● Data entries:

──────

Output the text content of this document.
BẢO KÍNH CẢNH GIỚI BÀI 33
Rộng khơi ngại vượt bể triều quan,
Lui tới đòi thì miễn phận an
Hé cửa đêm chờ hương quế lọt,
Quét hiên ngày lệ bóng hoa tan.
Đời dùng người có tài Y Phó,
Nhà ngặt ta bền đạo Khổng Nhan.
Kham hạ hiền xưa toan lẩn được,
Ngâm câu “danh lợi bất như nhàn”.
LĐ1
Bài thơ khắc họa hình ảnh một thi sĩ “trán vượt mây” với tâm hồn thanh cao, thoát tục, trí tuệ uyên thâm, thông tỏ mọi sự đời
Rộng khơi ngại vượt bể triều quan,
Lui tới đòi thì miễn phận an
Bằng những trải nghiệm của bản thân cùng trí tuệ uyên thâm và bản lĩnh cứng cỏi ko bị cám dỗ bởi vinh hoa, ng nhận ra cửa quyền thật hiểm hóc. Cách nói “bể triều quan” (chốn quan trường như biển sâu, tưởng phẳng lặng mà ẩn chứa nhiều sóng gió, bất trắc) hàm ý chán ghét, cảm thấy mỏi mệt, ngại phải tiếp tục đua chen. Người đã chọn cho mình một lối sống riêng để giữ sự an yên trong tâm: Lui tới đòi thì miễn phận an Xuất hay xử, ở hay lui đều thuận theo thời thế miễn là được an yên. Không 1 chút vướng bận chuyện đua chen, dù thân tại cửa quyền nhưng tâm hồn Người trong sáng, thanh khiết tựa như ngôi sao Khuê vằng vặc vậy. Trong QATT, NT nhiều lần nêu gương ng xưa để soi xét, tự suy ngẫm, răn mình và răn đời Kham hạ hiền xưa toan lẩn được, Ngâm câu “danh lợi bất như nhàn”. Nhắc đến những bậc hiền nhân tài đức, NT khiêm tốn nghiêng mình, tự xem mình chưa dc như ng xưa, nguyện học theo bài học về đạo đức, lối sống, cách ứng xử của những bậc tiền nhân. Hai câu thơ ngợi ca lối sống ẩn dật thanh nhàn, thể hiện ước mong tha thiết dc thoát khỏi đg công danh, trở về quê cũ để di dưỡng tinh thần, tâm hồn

──────

● WHAT IS BEING ASKED: Write each line above out exactly.

● OUTPUT FOR THIS EXERCISE:
Output the text content of this document.
BẢO KÍNH CẢNH GIỚI BÀI 33
Rộng khơi ngại vượt bể triều quan,
Lui tới đòi thì miễn phận an
Hé cửa đêm chờ hương quế lọt,
Quét hiên ngày lệ bóng hoa tan.
Đời dùng người có tài Y Phó,
Nhà ngặt ta bền đạo Khổng Nhan.
Kham hạ hiền xưa toan lẩn được,
Ngâm câu “danh lợi bất như nhàn”.
LĐ1
Bài thơ khắc họa hình ảnh một thi sĩ “trán vượt mây” với tâm hồn thanh cao, thoát tục, trí tuệ uyên thâm, thông tỏ mọi sự đời
Rộng khơi ngại vượt bể triều quan,
Lui tới đòi thì miễn phận an
Bằng những trải nghiệm của bản thân cùng trí tuệ uyên thâm và bản lĩnh cứng cỏi ko bị cám dỗ bởi vinh hoa, ng nhận ra cửa quyền thật hiểm hóc. Cách nói “bể triều quan” (chốn quan trường như biển sâu, tưởng phẳng lặng mà ẩn chứa nhiều sóng gió, bất trắc) hàm ý chán ghét, cảm thấy mỏi mệt, ngại phải tiếp tục đua chen. Người đã chọn cho mình một lối sống riêng để giữ sự an yên trong tâm: Lui tới đòi thì miễn phận an Xuất hay xử, ở hay lui đều thuận theo thời thế miễn là được an yên. Không 1 chút vướng bận chuyện đua chen, dù thân tại cửa quyền nhưng tâm hồn Người trong sáng, thanh khiết tựa như ngôi sao Khuê vằng vặc vậy. Trong QATT, NT nhiều lần nêu gương ng xưa để soi xét, tự suy ngẫm, răn mình và răn đời Kham hạ hiền xưa toan lẩn được, Ngâm câu “danh lợi bất như nhàn”. Nhắc đến những bậc hiền nhân tài đức, NT khiêm tốn nghiêng mình, tự xem mình chưa dc như ng xưa, nguyện học theo bài học về đạo đức, lối sống, cách ứng xử của những bậc tiền nhân. Hai câu thơ ngợi ca lối sống ẩn dật thanh nhàn, thể hiện ước mong tha thiết dc thoát khỏi đg công danh, trở về quê cũ để di dưỡng tinh thần, tâm hồn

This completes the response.